%%

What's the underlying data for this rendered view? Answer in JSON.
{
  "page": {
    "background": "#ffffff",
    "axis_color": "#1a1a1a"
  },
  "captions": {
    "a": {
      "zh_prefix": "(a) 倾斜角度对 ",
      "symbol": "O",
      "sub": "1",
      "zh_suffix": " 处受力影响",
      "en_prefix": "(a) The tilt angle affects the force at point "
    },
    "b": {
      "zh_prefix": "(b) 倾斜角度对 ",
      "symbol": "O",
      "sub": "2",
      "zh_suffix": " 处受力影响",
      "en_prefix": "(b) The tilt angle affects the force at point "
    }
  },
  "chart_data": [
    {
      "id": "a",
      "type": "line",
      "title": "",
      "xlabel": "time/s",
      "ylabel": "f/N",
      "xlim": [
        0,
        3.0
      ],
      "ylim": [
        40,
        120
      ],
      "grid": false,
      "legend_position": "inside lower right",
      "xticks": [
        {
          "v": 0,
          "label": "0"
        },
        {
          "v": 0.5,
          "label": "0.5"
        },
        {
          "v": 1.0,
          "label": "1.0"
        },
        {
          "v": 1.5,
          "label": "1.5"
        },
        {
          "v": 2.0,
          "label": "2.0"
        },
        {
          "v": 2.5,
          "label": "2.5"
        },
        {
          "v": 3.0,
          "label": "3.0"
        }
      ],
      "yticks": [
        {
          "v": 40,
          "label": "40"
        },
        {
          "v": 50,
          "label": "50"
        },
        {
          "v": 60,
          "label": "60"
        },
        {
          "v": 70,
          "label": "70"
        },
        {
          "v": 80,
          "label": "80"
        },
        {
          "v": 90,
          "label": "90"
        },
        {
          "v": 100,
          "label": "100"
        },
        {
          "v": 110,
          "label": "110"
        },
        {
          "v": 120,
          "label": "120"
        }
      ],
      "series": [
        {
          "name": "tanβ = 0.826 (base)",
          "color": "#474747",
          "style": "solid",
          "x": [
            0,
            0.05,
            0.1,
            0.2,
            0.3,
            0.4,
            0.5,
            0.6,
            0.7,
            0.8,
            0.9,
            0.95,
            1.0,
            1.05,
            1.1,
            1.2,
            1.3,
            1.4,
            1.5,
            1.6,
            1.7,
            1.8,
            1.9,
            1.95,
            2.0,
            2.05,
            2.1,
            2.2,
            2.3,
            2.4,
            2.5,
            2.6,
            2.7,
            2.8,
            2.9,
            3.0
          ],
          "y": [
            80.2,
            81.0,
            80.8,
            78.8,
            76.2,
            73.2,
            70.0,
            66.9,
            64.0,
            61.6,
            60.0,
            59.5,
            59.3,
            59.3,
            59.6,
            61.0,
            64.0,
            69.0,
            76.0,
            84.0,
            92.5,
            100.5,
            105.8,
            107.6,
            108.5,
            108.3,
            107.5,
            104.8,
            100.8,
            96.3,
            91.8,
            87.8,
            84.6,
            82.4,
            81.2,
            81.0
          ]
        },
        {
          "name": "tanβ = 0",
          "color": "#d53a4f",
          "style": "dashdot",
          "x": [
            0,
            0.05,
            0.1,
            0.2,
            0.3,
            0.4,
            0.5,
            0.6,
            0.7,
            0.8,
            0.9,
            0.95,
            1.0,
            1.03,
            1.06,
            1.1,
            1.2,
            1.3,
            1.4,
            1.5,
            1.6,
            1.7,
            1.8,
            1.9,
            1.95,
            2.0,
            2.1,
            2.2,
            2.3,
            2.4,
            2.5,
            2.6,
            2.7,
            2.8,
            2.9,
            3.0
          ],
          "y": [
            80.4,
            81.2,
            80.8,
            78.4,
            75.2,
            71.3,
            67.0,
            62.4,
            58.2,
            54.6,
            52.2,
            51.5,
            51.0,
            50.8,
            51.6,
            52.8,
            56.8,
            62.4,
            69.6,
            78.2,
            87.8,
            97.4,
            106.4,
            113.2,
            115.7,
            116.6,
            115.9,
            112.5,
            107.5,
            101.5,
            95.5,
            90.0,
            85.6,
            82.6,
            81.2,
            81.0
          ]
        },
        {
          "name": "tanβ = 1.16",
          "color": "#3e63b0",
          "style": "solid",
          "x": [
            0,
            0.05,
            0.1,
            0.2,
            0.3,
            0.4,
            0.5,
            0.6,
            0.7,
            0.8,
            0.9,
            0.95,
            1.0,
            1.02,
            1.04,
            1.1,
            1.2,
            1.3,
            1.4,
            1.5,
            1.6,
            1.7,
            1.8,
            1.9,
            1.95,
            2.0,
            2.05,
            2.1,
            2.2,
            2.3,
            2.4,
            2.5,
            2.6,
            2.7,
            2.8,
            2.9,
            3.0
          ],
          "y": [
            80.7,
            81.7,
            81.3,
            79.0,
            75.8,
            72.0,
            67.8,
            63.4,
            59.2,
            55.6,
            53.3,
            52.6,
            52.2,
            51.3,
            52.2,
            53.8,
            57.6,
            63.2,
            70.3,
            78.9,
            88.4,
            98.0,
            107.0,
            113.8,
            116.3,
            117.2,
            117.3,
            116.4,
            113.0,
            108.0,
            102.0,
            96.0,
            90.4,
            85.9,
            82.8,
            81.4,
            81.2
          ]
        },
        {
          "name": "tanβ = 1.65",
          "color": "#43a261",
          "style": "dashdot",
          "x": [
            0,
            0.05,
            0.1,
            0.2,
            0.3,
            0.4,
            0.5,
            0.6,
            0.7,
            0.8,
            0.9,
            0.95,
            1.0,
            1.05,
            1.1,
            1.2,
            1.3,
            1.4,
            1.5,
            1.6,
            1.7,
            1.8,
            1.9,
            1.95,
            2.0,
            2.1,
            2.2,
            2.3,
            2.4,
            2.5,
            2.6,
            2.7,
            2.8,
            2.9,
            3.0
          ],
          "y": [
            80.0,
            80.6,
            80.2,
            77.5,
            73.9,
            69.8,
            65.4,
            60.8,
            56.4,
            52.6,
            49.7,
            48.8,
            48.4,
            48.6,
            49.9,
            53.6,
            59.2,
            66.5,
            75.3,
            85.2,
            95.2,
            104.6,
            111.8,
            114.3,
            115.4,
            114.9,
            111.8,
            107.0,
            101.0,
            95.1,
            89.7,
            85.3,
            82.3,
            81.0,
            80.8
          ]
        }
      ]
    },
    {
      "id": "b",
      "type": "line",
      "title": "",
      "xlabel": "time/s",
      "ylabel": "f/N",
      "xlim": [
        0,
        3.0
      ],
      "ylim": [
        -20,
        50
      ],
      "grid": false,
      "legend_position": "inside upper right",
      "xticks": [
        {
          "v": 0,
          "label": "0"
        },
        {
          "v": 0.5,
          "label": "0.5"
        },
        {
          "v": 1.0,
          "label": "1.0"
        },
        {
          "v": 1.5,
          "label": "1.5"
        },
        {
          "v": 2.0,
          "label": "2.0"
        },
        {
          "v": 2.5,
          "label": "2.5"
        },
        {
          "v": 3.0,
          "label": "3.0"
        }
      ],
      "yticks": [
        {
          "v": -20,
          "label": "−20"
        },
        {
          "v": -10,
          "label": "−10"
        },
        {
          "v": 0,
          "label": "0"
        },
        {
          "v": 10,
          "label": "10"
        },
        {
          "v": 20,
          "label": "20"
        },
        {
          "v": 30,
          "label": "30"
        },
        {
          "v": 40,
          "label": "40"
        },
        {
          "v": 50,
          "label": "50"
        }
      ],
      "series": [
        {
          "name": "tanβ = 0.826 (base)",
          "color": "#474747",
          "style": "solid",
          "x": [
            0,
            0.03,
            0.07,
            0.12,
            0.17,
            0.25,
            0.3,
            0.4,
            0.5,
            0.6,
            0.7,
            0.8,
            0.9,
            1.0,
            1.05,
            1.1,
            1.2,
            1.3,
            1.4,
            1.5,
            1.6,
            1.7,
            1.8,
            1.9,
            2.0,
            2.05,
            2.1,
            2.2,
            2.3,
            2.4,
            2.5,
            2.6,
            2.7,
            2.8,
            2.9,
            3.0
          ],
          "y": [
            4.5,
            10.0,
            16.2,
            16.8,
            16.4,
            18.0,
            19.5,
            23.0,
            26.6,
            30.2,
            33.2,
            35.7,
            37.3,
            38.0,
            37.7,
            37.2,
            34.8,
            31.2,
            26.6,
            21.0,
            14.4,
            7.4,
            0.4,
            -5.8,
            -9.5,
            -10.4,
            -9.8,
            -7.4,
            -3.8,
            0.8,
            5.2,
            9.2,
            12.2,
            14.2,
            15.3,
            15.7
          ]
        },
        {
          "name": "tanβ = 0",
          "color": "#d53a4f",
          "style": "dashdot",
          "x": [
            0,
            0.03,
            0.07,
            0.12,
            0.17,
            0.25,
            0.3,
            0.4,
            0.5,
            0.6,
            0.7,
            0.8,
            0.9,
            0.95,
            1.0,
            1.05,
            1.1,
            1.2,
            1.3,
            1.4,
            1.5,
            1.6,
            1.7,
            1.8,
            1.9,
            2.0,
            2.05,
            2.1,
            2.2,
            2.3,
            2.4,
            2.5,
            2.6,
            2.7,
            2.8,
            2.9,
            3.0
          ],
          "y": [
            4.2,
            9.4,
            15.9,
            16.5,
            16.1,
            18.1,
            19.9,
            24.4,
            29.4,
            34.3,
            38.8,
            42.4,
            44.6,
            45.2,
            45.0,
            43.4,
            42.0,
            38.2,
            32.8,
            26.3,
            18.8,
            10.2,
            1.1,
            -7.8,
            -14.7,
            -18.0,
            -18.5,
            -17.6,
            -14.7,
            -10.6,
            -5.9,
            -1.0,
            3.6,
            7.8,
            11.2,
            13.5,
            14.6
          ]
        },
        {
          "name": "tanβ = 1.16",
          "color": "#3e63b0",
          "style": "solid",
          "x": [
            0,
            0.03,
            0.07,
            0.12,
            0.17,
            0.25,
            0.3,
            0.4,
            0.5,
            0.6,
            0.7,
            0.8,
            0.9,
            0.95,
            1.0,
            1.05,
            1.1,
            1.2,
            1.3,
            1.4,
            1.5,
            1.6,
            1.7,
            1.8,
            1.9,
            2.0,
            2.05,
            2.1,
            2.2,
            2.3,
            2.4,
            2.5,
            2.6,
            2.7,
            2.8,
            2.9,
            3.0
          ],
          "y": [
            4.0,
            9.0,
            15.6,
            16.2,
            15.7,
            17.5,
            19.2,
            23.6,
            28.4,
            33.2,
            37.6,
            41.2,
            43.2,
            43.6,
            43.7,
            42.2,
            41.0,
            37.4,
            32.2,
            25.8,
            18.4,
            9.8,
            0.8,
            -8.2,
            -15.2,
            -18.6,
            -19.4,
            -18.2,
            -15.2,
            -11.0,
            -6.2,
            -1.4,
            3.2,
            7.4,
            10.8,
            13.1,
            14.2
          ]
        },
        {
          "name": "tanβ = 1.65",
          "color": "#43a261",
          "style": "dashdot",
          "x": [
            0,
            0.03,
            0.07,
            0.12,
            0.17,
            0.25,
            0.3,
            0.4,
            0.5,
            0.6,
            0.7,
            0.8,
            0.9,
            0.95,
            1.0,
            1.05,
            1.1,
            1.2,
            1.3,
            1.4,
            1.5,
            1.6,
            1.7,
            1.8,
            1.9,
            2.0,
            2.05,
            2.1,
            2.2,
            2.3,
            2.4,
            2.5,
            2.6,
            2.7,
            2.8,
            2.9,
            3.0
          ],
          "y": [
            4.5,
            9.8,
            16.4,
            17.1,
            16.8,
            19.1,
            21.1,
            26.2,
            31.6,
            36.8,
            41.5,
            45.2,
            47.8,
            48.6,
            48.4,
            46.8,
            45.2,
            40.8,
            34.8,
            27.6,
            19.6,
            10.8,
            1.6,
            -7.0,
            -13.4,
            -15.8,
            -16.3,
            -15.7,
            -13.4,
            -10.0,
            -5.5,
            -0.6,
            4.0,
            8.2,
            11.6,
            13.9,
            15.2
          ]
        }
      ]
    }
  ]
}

%%

Determine the number of lines containing "affects". Write only that number.

2